Request: All of the records listed below should be retyped exactly.

Records for this exercise:
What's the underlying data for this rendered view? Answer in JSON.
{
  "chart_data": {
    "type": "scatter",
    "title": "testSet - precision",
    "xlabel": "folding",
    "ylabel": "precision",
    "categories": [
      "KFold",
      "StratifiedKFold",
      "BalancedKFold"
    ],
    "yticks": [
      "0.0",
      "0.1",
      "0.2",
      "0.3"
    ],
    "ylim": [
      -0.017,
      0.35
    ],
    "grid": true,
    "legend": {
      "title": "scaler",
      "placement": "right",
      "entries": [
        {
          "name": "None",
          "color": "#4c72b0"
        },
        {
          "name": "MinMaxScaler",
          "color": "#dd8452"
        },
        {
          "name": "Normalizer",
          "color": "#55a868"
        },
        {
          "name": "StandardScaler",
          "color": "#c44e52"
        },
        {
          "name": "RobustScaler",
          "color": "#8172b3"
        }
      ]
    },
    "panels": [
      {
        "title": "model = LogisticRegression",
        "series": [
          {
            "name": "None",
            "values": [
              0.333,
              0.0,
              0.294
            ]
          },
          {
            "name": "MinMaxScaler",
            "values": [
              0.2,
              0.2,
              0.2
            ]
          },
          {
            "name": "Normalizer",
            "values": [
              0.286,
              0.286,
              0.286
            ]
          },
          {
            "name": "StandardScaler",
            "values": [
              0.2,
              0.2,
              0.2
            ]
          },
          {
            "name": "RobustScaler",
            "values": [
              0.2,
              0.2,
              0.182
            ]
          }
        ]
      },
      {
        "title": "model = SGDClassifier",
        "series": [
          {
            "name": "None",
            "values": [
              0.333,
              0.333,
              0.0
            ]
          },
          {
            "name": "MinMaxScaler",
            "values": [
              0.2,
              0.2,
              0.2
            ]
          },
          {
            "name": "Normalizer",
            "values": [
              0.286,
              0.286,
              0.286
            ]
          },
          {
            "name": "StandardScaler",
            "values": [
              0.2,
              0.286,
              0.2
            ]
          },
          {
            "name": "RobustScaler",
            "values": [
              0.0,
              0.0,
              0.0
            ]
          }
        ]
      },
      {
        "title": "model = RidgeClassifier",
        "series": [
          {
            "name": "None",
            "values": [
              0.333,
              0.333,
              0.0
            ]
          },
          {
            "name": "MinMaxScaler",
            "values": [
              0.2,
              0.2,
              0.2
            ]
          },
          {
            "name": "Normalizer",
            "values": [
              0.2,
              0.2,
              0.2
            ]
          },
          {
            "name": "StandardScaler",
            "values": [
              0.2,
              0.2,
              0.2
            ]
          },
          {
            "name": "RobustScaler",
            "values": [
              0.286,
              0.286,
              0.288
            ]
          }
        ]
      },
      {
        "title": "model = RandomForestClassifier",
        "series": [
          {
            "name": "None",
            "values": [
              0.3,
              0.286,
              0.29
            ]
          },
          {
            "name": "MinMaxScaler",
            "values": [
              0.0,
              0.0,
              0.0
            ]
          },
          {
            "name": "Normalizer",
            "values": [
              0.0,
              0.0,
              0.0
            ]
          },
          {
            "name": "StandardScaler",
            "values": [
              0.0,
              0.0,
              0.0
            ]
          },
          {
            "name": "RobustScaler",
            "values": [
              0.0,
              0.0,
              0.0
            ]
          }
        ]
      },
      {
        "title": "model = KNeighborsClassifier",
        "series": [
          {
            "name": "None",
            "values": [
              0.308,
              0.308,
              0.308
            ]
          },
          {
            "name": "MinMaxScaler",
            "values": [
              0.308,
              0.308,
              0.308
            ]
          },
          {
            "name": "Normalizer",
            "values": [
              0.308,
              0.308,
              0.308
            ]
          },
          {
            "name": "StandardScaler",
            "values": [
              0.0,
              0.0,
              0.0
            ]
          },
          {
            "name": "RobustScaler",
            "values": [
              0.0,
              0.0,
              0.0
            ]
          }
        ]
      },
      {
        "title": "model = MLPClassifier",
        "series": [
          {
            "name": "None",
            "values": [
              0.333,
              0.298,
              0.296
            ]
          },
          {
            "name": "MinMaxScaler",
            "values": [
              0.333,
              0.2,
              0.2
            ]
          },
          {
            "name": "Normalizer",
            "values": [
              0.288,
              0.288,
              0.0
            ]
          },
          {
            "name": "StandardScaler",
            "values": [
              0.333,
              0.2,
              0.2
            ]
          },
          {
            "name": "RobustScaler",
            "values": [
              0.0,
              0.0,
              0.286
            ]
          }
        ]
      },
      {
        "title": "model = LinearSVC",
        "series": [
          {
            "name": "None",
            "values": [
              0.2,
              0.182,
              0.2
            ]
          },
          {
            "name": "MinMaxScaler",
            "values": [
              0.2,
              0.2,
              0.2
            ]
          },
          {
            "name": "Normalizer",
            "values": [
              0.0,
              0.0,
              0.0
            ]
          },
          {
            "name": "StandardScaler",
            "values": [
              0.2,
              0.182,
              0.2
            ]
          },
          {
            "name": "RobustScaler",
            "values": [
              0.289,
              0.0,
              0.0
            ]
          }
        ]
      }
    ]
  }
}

Result of this task:
What's the underlying data for this rendered view? Answer in JSON.
{
  "chart_data": {
    "type": "scatter",
    "title": "testSet - precision",
    "xlabel": "folding",
    "ylabel": "precision",
    "categories": [
      "KFold",
      "StratifiedKFold",
      "BalancedKFold"
    ],
    "yticks": [
      "0.0",
      "0.1",
      "0.2",
      "0.3"
    ],
    "ylim": [
      -0.017,
      0.35
    ],
    "grid": true,
    "legend": {
      "title": "scaler",
      "placement": "right",
      "entries": [
        {
          "name": "None",
          "color": "#4c72b0"
        },
        {
          "name": "MinMaxScaler",
          "color": "#dd8452"
        },
        {
          "name": "Normalizer",
          "color": "#55a868"
        },
        {
          "name": "StandardScaler",
          "color": "#c44e52"
        },
        {
          "name": "RobustScaler",
          "color": "#8172b3"
        }
      ]
    },
    "panels": [
      {
        "title": "model = LogisticRegression",
        "series": [
          {
            "name": "None",
            "values": [
              0.333,
              0.0,
              0.294
            ]
          },
          {
            "name": "MinMaxScaler",
            "values": [
              0.2,
              0.2,
              0.2
            ]
          },
          {
            "name": "Normalizer",
            "values": [
              0.286,
              0.286,
              0.286
            ]
          },
          {
            "name": "StandardScaler",
            "values": [
              0.2,
              0.2,
              0.2
            ]
          },
          {
            "name": "RobustScaler",
            "values": [
              0.2,
              0.2,
              0.182
            ]
          }
        ]
      },
      {
        "title": "model = SGDClassifier",
        "series": [
          {
            "name": "None",
            "values": [
              0.333,
              0.333,
              0.0
            ]
          },
          {
            "name": "MinMaxScaler",
            "values": [
              0.2,
              0.2,
              0.2
            ]
          },
          {
            "name": "Normalizer",
            "values": [
              0.286,
              0.286,
              0.286
            ]
          },
          {
            "name": "StandardScaler",
            "values": [
              0.2,
              0.286,
              0.2
            ]
          },
          {
            "name": "RobustScaler",
            "values": [
              0.0,
              0.0,
              0.0
            ]
          }
        ]
      },
      {
        "title": "model = RidgeClassifier",
        "series": [
          {
            "name": "None",
            "values": [
              0.333,
              0.333,
              0.0
            ]
          },
          {
            "name": "MinMaxScaler",
            "values": [
              0.2,
              0.2,
              0.2
            ]
          },
          {
            "name": "Normalizer",
            "values": [
              0.2,
              0.2,
              0.2
            ]
          },
          {
            "name": "StandardScaler",
            "values": [
              0.2,
              0.2,
              0.2
            ]
          },
          {
            "name": "RobustScaler",
            "values": [
              0.286,
              0.286,
              0.288
            ]
          }
        ]
      },
      {
        "title": "model = RandomForestClassifier",
        "series": [
          {
            "name": "None",
            "values": [
              0.3,
              0.286,
              0.29
            ]
          },
          {
            "name": "MinMaxScaler",
            "values": [
              0.0,
              0.0,
              0.0
            ]
          },
          {
            "name": "Normalizer",
            "values": [
              0.0,
              0.0,
              0.0
            ]
          },
          {
            "name": "StandardScaler",
            "values": [
              0.0,
              0.0,
              0.0
            ]
          },
          {
            "name": "RobustScaler",
            "values": [
              0.0,
              0.0,
              0.0
            ]
          }
        ]
      },
      {
        "title": "model = KNeighborsClassifier",
        "series": [
          {
            "name": "None",
            "values": [
              0.308,
              0.308,
              0.308
            ]
          },
          {
            "name": "MinMaxScaler",
            "values": [
              0.308,
              0.308,
              0.308
            ]
          },
          {
            "name": "Normalizer",
            "values": [
              0.308,
              0.308,
              0.308
            ]
          },
          {
            "name": "StandardScaler",
            "values": [
              0.0,
              0.0,
              0.0
            ]
          },
          {
            "name": "RobustScaler",
            "values": [
              0.0,
              0.0,
              0.0
            ]
          }
        ]
      },
      {
        "title": "model = MLPClassifier",
        "series": [
          {
            "name": "None",
            "values": [
              0.333,
              0.298,
              0.296
            ]
          },
          {
            "name": "MinMaxScaler",
            "values": [
              0.333,
              0.2,
              0.2
            ]
          },
          {
            "name": "Normalizer",
            "values": [
              0.288,
              0.288,
              0.0
            ]
          },
          {
            "name": "StandardScaler",
            "values": [
              0.333,
              0.2,
              0.2
            ]
          },
          {
            "name": "RobustScaler",
            "values": [
              0.0,
              0.0,
              0.286
            ]
          }
        ]
      },
      {
        "title": "model = LinearSVC",
        "series": [
          {
            "name": "None",
            "values": [
              0.2,
              0.182,
              0.2
            ]
          },
          {
            "name": "MinMaxScaler",
            "values": [
              0.2,
              0.2,
              0.2
            ]
          },
          {
            "name": "Normalizer",
            "values": [
              0.0,
              0.0,
              0.0
            ]
          },
          {
            "name": "StandardScaler",
            "values": [
              0.2,
              0.182,
              0.2
            ]
          },
          {
            "name": "RobustScaler",
            "values": [
              0.289,
              0.0,
              0.0
            ]
          }
        ]
      }
    ]
  }
}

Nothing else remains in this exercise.